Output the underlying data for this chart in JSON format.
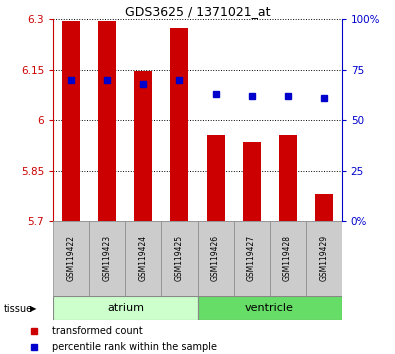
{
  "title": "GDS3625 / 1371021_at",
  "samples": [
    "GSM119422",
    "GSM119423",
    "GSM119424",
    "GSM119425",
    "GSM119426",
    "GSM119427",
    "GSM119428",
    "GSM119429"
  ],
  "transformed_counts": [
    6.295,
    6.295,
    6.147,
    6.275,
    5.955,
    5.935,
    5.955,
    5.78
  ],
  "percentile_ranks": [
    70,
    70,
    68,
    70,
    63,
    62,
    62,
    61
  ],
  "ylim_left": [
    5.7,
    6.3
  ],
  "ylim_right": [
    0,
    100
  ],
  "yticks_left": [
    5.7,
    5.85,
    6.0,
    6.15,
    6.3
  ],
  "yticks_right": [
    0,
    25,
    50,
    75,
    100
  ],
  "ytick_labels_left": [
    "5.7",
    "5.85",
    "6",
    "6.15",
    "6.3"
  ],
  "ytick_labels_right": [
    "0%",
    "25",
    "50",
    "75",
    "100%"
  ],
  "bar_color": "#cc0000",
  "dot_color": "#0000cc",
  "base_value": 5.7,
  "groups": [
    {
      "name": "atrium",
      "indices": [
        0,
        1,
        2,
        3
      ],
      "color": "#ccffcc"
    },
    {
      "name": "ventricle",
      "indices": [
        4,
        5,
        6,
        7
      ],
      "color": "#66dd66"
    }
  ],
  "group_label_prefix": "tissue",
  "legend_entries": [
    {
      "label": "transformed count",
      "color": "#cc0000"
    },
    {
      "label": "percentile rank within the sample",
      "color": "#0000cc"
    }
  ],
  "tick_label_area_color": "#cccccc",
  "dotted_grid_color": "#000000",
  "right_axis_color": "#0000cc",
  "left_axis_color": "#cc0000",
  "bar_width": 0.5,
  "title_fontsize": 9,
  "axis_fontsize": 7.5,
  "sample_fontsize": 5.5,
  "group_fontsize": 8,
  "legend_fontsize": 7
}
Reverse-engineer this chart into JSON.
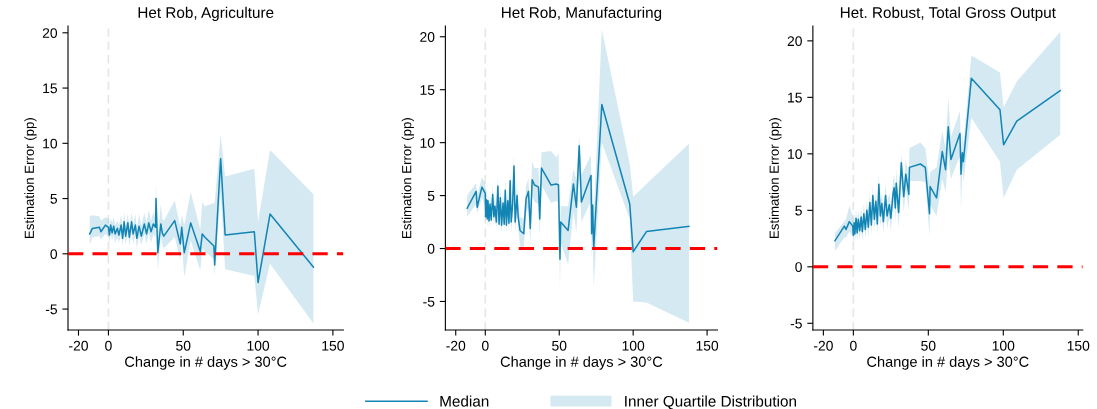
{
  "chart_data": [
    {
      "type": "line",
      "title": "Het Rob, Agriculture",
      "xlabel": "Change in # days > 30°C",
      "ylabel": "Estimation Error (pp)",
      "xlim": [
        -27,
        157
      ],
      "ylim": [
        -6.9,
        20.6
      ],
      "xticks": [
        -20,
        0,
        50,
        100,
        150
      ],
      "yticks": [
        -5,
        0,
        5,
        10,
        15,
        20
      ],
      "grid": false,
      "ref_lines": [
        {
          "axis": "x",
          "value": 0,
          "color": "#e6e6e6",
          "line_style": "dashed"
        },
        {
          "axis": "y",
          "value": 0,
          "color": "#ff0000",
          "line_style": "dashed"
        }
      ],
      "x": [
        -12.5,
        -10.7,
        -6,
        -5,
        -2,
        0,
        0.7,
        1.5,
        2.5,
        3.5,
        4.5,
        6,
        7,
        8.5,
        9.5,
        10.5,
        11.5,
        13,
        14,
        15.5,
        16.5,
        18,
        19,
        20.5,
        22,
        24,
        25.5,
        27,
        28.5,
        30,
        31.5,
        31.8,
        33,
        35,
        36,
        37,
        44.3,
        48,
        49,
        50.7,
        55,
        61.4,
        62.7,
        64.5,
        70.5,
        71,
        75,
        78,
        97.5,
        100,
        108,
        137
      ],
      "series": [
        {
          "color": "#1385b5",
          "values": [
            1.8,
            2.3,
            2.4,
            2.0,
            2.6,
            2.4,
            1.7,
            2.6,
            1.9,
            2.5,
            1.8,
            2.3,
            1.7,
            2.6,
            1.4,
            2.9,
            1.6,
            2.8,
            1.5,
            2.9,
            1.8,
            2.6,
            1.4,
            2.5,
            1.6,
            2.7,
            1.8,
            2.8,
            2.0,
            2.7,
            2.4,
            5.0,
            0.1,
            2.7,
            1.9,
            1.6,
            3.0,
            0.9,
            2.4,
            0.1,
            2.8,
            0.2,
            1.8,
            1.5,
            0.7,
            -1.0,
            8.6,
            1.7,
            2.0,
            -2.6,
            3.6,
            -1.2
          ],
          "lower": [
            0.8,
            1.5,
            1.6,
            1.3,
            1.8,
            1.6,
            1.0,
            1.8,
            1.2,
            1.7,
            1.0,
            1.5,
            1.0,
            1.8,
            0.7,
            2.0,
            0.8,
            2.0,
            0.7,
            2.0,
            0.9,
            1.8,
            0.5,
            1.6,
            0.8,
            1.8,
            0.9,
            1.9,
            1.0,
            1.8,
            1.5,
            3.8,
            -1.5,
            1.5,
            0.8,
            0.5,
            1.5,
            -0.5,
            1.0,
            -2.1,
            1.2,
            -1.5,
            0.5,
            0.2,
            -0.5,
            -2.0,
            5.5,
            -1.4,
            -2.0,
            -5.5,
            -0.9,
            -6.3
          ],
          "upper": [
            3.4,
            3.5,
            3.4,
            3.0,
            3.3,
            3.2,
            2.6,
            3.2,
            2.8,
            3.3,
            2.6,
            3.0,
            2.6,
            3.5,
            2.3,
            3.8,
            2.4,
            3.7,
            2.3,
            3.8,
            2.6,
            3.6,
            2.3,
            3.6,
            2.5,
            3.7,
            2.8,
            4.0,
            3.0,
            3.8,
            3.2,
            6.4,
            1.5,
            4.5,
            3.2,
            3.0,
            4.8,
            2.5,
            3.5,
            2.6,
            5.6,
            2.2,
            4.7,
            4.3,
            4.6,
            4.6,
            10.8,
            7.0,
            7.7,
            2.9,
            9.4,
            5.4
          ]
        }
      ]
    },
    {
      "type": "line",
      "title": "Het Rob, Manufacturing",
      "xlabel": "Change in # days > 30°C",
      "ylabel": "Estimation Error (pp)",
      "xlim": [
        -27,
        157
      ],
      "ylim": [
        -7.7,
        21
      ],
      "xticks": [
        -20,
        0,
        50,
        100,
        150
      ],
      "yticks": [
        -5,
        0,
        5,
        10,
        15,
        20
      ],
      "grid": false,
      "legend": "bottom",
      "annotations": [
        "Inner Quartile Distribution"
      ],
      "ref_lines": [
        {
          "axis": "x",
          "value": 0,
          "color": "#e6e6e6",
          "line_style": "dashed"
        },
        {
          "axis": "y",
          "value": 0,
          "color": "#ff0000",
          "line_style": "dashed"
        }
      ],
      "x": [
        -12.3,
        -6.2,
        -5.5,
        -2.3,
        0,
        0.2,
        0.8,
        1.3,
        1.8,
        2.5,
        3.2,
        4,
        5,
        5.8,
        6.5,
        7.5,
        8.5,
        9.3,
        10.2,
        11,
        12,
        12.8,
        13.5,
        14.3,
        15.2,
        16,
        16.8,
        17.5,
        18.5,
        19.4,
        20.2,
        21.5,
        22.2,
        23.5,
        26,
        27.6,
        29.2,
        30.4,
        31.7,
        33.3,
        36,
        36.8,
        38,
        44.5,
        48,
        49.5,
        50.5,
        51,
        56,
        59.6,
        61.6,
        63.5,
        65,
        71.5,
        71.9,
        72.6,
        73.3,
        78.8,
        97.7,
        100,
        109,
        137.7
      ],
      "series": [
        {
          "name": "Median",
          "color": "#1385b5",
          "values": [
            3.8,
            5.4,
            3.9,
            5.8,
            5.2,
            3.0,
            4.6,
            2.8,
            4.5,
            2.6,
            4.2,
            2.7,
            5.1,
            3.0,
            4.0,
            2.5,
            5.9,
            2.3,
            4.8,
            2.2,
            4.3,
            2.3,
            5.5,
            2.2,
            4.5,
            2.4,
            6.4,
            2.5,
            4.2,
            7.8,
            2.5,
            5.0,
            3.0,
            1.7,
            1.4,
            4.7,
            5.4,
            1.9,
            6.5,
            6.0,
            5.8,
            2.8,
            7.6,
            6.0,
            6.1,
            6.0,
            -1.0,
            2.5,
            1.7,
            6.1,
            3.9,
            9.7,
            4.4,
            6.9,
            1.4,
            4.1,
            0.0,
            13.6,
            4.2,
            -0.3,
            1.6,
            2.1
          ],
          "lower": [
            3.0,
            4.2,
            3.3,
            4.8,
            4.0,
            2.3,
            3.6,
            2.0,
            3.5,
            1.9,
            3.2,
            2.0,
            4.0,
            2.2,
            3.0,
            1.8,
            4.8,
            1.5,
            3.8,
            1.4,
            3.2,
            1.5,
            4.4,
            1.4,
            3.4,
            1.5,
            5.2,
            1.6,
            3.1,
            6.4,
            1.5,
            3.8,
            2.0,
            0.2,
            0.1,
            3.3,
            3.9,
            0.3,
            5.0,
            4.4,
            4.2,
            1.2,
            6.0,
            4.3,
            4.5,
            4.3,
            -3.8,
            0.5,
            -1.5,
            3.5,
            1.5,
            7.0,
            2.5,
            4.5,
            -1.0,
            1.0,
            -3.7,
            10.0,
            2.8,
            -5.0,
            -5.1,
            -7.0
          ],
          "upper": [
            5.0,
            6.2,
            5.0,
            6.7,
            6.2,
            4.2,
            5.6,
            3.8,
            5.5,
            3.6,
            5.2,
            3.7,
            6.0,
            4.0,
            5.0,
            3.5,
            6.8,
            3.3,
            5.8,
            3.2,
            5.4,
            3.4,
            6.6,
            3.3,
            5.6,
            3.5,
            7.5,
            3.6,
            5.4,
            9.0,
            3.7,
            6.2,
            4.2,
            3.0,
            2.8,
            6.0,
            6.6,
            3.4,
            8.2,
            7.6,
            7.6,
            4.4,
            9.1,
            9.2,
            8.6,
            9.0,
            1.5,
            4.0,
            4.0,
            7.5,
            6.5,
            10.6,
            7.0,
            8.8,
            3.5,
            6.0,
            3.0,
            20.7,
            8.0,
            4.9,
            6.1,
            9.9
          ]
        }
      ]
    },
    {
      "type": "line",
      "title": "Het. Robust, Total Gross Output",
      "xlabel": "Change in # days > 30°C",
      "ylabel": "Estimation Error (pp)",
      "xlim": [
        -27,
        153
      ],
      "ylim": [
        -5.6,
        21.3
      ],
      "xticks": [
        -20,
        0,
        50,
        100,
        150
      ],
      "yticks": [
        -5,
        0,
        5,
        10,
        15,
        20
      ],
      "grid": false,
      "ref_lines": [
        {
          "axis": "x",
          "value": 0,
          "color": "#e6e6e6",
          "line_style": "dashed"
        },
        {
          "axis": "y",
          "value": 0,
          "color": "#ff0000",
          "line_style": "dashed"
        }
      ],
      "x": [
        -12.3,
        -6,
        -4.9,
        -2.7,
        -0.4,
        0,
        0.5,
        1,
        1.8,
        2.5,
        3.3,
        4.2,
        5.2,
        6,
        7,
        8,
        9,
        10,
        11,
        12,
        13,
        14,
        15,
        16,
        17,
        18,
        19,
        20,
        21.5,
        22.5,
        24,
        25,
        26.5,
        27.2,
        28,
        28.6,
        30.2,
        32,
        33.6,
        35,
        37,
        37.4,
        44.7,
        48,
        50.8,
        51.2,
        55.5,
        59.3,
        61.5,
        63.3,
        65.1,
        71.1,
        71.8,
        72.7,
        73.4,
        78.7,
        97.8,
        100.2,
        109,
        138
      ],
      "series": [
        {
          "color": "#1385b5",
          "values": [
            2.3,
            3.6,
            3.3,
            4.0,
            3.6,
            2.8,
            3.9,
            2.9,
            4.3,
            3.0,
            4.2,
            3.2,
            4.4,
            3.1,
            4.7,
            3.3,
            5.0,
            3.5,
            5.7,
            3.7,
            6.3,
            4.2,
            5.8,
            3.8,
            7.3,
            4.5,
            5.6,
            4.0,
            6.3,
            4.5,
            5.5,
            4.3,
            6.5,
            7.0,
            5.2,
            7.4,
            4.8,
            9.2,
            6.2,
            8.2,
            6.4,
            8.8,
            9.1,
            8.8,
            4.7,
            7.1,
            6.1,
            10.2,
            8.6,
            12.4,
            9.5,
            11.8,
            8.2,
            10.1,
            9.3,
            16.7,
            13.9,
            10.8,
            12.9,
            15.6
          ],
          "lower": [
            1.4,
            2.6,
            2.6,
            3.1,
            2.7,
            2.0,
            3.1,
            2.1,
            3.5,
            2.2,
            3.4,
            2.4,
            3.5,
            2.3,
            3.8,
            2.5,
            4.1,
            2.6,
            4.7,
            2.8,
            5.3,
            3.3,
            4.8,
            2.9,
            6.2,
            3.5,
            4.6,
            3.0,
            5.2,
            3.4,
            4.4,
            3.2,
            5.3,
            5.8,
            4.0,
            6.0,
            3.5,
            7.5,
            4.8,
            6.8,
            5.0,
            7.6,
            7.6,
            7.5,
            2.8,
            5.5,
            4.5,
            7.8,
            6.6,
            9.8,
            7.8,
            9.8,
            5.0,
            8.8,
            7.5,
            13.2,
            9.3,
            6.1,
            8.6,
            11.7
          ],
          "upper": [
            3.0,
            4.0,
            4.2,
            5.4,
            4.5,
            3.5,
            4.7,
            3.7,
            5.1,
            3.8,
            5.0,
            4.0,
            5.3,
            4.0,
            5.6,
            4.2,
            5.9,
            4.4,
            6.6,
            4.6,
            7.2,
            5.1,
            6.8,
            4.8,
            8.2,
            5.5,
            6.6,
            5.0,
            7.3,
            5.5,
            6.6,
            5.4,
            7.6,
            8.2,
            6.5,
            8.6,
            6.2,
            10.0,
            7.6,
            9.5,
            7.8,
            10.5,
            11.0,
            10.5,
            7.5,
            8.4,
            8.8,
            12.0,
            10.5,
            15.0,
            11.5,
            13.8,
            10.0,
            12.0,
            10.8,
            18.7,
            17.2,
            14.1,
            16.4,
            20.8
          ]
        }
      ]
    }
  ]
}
════
**Challenge**
State how many lines of the listing above include the word "this". Give nothing but the number.

**Exercise response**
2